Directions for this task ::
Search the listing below for the string "VALLE" and show each line that contains it.

Material provided ::
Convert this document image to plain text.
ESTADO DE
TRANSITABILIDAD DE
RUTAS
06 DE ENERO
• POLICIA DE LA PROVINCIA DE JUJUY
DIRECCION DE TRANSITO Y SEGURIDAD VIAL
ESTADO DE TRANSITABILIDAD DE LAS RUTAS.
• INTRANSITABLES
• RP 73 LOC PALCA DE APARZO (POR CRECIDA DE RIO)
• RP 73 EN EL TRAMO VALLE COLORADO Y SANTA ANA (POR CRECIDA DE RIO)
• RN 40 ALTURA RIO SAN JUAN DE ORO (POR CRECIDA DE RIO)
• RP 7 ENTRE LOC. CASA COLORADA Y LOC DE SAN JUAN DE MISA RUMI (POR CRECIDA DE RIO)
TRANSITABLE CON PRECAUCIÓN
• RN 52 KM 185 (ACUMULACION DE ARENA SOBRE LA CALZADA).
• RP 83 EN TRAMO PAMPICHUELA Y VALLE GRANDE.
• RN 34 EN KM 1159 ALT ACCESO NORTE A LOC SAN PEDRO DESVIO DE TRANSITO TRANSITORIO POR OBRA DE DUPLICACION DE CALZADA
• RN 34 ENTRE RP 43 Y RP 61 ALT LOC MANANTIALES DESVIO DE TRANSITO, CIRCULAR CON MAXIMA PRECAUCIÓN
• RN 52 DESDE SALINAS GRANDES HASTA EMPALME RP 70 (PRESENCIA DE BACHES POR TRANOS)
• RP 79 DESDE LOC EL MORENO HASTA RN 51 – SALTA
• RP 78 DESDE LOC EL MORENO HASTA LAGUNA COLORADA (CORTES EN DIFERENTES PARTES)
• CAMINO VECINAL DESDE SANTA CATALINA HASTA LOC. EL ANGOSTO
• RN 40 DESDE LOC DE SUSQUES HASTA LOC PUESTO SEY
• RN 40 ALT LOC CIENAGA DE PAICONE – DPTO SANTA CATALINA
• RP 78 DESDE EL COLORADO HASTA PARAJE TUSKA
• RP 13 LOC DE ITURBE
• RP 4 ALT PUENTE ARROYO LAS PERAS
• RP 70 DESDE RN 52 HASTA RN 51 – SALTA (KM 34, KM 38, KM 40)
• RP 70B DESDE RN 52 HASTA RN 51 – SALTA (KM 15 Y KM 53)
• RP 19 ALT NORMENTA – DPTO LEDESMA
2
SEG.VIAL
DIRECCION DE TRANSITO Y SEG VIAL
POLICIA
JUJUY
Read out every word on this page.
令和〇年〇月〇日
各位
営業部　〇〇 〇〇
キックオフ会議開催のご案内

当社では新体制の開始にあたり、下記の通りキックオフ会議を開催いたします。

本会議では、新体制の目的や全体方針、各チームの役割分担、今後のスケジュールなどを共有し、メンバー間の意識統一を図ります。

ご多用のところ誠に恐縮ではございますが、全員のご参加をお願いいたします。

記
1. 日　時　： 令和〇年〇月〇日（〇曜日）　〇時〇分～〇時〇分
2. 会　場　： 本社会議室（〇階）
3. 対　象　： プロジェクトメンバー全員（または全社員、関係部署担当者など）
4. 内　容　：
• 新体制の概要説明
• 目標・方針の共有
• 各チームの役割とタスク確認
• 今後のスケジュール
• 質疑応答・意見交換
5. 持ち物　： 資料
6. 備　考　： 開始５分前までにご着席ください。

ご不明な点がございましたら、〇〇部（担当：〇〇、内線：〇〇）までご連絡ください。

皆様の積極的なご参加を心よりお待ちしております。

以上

Expected output ::
• RP 73 EN EL TRAMO VALLE COLORADO Y SANTA ANA (POR CRECIDA DE RIO)
• RP 83 EN TRAMO PAMPICHUELA Y VALLE GRANDE.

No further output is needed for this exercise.